Handelskapital und Handelsprofit
Leihkapital und Zins

1.4
Der Umschlag und die Profitrate des Handelskapitals

Bei einer gegebenen Größe des gesellschaftlichen Gesamtkapitals wird die Profitrate des Handelskapitals wie die Profitrate des industriellen Kapitals vor allem durch die Masse des in der materiellen Produktion erzeugten Mehrwerts bestimmt. Beide sind folglich wesentlich vom Umfang und Grad der Ausbeutung der Arbeiterklasse in der materiellen Produktion abhängig. Je größer die ausgebeutete Arbeiterklasse und je größer ihre Ausbeutungsrate, desto größer ist, unter sonst gleichen Umständen, die Durchschnittsprofitrate des industriellen Kapitals und dadurch die des Handelskapitals. Für die Verwertung des industriellen Kapitals ist die Umschlagsgeschwindigkeit des Kapitals, insbesondere die des variablen Kapitals, von Bedeutung.

Jahresmehrwertrate und Jahresprofitrate stehen im direkten Verhältnis zur Umschlagsgeschwindigkeit des Kapitals. Je öfter das variable Kapital in einem Jahr umschlägt, um so größer können Masse und Rate des Mehrwerts beziehungsweise Profits pro Jahr sein.

ARBEITSAUFTRÄGE
(a) Prüfe, ob die folgenden Aussagen mit dem Textauszug übereinstimmen, und belege jede Antwort mit ja oder nein sowie den entscheidenden Worten des Textauszugs im genauen Wortlaut. (i) Die Profitrate des Handelskapitals wird vor allem durch die Masse des in der materiellen Produktion erzeugten Mehrwerts bestimmt. (ii) Die Jahresprofitrate steht im umgekehrten Verhältnis zur Umschlagsgeschwindigkeit des Kapitals. (iii) Für die Verwertung des industriellen Kapitals spielt die Umschlagsgeschwindigkeit des Kapitals keine Rolle.
(b) Gib bitte aus dem Textauszug den Abschnitt von „Handelskapital und Handelsprofit“ bis „Kapitals, von Bedeutung.“ wortgetreu wieder.

VORLIEGENDE DATENSÄTZE
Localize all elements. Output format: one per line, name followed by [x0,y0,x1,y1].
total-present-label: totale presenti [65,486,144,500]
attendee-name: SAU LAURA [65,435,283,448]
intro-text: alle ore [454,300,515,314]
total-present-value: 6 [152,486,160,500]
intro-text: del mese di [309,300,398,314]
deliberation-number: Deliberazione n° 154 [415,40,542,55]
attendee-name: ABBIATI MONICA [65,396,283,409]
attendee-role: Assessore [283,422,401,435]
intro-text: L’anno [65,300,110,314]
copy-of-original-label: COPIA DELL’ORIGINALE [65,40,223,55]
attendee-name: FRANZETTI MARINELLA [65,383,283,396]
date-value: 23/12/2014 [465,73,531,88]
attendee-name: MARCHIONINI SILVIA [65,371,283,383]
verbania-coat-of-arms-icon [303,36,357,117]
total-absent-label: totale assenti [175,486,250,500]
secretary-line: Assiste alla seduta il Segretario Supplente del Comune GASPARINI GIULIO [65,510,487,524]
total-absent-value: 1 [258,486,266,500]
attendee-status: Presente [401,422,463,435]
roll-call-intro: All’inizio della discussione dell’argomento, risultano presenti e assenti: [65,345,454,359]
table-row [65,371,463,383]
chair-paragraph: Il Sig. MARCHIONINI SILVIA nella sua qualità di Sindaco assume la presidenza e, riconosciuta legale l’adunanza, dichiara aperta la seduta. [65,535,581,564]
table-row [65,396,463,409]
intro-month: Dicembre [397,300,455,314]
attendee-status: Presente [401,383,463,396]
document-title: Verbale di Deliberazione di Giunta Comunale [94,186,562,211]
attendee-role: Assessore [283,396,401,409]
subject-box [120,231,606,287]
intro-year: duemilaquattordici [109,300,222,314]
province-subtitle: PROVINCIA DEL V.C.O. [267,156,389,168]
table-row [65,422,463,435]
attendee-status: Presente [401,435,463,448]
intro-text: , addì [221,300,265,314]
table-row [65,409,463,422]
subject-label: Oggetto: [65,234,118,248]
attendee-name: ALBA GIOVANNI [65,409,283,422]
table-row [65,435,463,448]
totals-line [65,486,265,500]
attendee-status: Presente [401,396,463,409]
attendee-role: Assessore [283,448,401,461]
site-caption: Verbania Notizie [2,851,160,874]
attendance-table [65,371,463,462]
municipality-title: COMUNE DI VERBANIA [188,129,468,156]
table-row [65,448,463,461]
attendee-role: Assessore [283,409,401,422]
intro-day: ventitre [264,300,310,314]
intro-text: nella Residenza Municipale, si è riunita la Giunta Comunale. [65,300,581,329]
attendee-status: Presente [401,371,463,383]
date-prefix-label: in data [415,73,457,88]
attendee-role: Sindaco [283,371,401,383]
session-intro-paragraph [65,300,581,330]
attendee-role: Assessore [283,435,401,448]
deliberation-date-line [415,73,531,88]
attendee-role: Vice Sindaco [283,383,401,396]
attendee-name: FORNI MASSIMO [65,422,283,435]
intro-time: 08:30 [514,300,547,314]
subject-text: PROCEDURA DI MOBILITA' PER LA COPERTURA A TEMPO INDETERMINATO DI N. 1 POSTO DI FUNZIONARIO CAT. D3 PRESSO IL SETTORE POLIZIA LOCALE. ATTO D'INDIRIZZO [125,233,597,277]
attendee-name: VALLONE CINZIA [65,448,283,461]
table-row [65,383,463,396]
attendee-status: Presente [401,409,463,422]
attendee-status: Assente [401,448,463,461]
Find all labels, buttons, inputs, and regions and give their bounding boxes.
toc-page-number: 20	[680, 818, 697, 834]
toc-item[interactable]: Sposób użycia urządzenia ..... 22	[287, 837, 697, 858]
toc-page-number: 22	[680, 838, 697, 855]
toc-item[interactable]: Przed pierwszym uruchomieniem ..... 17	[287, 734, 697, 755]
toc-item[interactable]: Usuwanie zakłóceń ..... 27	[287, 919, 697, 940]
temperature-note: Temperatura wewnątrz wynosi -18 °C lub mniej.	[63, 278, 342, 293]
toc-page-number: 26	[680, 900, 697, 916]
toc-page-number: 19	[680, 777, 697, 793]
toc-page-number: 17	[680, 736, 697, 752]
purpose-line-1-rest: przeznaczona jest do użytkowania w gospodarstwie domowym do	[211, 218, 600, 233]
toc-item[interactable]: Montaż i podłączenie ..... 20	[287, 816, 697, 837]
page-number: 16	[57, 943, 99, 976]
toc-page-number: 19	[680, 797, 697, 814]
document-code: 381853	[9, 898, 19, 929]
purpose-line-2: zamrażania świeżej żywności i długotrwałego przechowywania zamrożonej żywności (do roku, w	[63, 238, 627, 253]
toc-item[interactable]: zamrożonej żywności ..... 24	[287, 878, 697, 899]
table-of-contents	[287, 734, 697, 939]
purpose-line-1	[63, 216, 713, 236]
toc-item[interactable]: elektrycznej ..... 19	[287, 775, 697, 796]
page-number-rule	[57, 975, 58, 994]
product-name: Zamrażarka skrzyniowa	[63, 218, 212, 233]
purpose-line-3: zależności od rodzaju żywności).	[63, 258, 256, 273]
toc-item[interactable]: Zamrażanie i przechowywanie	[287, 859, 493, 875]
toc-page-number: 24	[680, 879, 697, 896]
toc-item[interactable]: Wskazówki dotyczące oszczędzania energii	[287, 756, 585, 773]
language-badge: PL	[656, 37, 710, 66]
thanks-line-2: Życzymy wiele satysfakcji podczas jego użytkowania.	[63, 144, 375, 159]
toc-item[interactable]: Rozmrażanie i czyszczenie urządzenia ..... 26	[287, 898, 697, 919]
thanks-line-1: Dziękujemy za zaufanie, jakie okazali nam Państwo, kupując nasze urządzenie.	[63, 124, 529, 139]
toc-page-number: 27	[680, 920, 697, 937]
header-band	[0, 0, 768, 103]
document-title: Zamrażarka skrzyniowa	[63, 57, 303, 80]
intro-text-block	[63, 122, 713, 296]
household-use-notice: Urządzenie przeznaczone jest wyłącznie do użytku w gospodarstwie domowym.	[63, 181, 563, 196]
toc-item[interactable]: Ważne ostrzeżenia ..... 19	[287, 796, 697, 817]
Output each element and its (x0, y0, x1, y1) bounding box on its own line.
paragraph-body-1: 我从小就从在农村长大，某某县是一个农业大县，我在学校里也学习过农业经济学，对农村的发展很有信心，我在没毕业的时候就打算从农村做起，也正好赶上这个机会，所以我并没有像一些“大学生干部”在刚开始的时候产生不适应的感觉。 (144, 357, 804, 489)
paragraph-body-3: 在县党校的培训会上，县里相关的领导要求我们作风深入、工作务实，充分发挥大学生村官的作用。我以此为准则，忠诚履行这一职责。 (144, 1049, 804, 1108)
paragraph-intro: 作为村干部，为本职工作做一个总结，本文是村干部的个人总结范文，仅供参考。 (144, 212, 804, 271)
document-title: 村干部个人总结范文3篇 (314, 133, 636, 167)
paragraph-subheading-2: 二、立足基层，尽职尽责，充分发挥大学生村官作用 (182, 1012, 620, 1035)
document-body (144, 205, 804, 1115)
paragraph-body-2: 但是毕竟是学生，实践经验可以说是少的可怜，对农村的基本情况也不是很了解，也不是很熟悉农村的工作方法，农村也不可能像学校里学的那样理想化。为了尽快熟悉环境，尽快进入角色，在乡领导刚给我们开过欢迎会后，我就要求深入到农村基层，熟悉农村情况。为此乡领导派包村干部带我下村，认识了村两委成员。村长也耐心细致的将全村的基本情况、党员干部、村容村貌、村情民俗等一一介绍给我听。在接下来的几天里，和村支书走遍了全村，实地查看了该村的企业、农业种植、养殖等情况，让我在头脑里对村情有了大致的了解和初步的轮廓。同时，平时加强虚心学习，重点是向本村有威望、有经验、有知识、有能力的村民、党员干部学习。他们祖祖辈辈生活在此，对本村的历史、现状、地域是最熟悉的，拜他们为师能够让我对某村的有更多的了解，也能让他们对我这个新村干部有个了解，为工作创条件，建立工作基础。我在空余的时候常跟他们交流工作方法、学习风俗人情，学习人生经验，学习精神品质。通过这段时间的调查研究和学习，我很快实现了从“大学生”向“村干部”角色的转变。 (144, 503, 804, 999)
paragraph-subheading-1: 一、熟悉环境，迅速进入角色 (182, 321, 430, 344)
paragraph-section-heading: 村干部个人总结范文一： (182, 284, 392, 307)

AUSGEARBEITETE LÖSUNGEN
(a)
(i) Ja: „Bei einer gegebenen Größe des gesellschaftlichen Gesamtkapitals wird die Profitrate des Handelskapitals wie die Profitrate des industriellen Kapitals vor allem durch die Masse des in der materiellen Produktion erzeugten Mehrwerts bestimmt.“
(ii) Nein: „Jahresmehrwertrate und Jahresprofitrate stehen im direkten Verhältnis zur Umschlagsgeschwindigkeit des Kapitals.“
(iii) Nein: „Für die Verwertung des industriellen Kapitals ist die Umschlagsgeschwindigkeit des Kapitals, insbesondere die des variablen Kapitals, von Bedeutung.“

(b)
Handelskapital und Handelsprofit
Leihkapital und Zins

1.4
Der Umschlag und die Profitrate des Handelskapitals

Bei einer gegebenen Größe des gesellschaftlichen Gesamtkapitals wird die Profitrate des Handelskapitals wie die Profitrate des industriellen Kapitals vor allem durch die Masse des in der materiellen Produktion erzeugten Mehrwerts bestimmt. Beide sind folglich wesentlich vom Umfang und Grad der Ausbeutung der Arbeiterklasse in der materiellen Produktion abhängig. Je größer die ausgebeutete Arbeiterklasse und je größer ihre Ausbeutungsrate, desto größer ist, unter sonst gleichen Umständen, die Durchschnittsprofitrate des industriellen Kapitals und dadurch die des Handelskapitals. Für die Verwertung des industriellen Kapitals ist die Umschlagsgeschwindigkeit des Kapitals, insbesondere die des variablen Kapitals, von Bedeutung.